Work required - Go through the material below and copy all lines with "fold".

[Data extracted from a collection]
>>>>

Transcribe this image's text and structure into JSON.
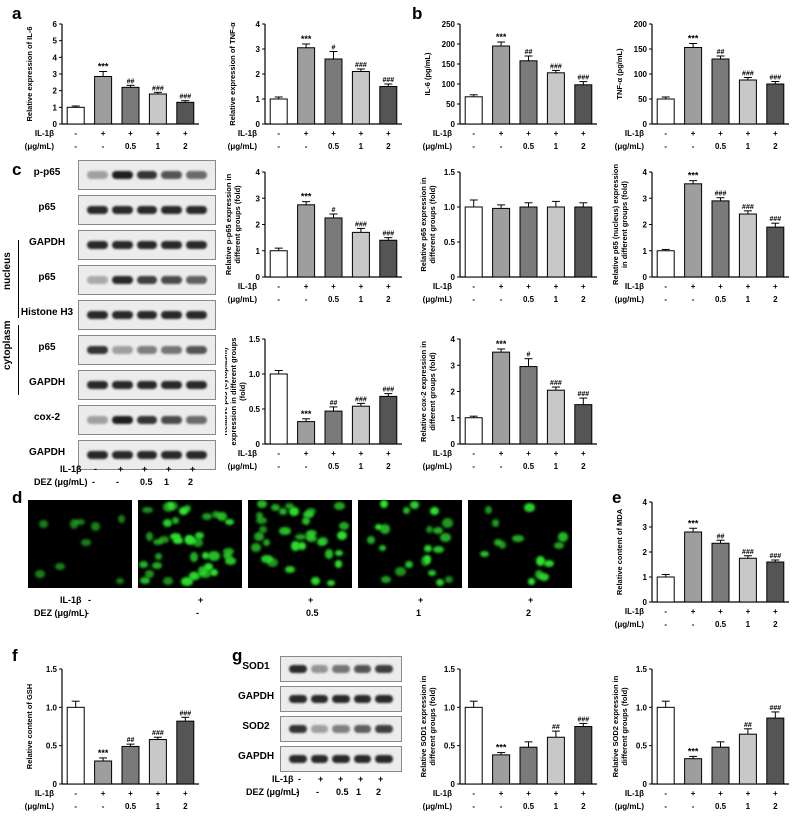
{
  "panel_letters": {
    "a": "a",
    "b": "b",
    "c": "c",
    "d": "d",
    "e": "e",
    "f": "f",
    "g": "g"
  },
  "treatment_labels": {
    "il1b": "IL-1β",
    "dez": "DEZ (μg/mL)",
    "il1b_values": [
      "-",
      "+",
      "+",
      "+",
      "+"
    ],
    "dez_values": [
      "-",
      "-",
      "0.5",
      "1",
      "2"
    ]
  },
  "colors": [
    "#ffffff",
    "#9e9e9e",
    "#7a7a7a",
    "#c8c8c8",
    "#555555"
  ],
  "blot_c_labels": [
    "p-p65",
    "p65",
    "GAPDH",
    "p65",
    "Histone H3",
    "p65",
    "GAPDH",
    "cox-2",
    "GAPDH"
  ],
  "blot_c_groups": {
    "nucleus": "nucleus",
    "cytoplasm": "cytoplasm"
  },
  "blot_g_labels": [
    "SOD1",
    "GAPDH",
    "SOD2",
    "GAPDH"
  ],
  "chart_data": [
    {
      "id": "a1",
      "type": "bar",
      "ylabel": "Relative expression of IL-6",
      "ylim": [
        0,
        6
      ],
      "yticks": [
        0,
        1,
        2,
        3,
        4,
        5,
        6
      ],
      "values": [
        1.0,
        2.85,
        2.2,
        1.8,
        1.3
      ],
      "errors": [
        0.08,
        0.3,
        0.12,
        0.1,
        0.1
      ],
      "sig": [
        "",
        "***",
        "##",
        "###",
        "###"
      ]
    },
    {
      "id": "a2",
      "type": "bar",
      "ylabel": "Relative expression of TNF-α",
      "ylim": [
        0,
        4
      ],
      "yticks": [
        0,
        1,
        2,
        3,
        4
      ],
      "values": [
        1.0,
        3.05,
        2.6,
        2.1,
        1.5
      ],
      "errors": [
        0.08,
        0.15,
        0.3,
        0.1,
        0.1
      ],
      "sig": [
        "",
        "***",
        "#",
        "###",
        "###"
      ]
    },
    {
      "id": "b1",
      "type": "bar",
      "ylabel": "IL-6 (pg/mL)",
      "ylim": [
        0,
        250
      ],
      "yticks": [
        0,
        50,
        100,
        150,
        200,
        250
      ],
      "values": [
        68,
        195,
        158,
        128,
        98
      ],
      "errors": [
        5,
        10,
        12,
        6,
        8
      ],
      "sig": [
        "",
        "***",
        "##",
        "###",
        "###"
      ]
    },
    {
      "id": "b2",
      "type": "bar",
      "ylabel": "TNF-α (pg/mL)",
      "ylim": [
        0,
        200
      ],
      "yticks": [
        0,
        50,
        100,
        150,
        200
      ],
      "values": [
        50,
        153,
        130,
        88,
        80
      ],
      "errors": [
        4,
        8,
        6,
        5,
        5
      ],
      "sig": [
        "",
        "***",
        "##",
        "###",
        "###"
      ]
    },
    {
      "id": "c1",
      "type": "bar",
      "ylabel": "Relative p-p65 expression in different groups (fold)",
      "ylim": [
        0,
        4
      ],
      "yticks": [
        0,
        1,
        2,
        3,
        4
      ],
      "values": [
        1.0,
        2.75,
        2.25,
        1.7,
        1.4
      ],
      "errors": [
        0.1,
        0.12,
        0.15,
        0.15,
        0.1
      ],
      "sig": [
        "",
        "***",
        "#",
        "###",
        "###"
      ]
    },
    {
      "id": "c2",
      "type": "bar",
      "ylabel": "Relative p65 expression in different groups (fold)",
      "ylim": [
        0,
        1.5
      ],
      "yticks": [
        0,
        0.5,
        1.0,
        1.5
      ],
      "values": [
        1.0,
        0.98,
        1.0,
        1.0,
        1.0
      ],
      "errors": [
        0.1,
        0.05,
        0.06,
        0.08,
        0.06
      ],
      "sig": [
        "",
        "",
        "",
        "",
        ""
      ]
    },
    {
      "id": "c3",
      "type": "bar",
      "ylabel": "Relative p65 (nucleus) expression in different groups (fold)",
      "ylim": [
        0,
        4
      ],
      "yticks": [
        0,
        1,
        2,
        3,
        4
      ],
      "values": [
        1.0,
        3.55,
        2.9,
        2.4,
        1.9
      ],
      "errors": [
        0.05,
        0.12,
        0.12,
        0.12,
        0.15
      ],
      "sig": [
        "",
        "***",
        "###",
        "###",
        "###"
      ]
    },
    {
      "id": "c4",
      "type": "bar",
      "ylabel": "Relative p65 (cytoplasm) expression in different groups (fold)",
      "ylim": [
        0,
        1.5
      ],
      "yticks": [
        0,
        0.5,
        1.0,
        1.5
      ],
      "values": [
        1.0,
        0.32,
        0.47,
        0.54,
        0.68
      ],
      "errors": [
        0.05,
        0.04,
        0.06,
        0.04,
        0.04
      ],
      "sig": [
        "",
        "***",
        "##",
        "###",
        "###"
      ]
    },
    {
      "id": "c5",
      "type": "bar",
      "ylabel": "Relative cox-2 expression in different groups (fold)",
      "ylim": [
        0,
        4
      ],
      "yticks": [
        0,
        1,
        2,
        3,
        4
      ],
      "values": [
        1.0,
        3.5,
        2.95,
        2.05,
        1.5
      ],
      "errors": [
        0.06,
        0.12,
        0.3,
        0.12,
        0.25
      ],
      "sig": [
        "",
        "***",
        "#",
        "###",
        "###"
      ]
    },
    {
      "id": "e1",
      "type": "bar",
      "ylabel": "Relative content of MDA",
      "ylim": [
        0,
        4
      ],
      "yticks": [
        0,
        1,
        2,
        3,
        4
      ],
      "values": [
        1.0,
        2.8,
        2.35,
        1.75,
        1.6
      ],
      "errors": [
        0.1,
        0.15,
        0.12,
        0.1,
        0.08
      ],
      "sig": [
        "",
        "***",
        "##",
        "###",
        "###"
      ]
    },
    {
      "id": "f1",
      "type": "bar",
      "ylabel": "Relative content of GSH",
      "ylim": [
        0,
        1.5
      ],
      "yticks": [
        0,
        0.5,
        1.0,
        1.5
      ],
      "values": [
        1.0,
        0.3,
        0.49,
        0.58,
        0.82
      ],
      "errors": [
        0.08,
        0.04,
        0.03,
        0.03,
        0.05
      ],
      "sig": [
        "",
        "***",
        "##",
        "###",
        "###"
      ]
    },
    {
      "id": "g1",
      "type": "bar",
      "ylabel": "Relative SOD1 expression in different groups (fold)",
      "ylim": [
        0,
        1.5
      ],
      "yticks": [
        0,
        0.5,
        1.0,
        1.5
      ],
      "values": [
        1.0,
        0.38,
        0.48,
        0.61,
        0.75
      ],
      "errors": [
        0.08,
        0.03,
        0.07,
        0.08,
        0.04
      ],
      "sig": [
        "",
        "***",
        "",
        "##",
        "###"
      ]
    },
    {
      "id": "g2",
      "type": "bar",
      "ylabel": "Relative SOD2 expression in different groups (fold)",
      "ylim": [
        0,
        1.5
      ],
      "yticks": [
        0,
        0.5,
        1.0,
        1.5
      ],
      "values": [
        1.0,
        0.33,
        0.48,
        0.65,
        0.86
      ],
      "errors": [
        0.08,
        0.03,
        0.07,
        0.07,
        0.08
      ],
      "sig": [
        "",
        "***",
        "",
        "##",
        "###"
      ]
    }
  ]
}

<<<<
>>>>

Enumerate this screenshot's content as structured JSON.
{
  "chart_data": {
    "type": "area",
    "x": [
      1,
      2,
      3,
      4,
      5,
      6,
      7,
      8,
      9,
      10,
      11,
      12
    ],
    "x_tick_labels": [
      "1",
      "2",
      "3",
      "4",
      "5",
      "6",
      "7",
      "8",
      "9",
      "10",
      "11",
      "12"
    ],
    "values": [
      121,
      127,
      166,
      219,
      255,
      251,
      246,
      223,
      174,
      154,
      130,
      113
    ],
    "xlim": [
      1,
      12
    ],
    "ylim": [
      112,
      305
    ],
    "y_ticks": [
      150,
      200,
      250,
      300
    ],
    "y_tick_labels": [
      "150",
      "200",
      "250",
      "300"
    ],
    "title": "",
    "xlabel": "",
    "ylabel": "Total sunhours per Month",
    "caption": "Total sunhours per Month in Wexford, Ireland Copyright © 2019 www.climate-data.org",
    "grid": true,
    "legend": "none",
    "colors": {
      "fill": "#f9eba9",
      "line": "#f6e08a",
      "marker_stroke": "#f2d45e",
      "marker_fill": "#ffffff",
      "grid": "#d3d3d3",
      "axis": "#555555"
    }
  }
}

<<<<

The response -
      "ylabel": "Relative p-p65 expression in different groups (fold)",
      "ylabel": "Relative p65 expression in different groups (fold)",
      "ylabel": "Relative p65 (nucleus) expression in different groups (fold)",
      "ylabel": "Relative p65 (cytoplasm) expression in different groups (fold)",
      "ylabel": "Relative cox-2 expression in different groups (fold)",
      "ylabel": "Relative SOD1 expression in different groups (fold)",
      "ylabel": "Relative SOD2 expression in different groups (fold)",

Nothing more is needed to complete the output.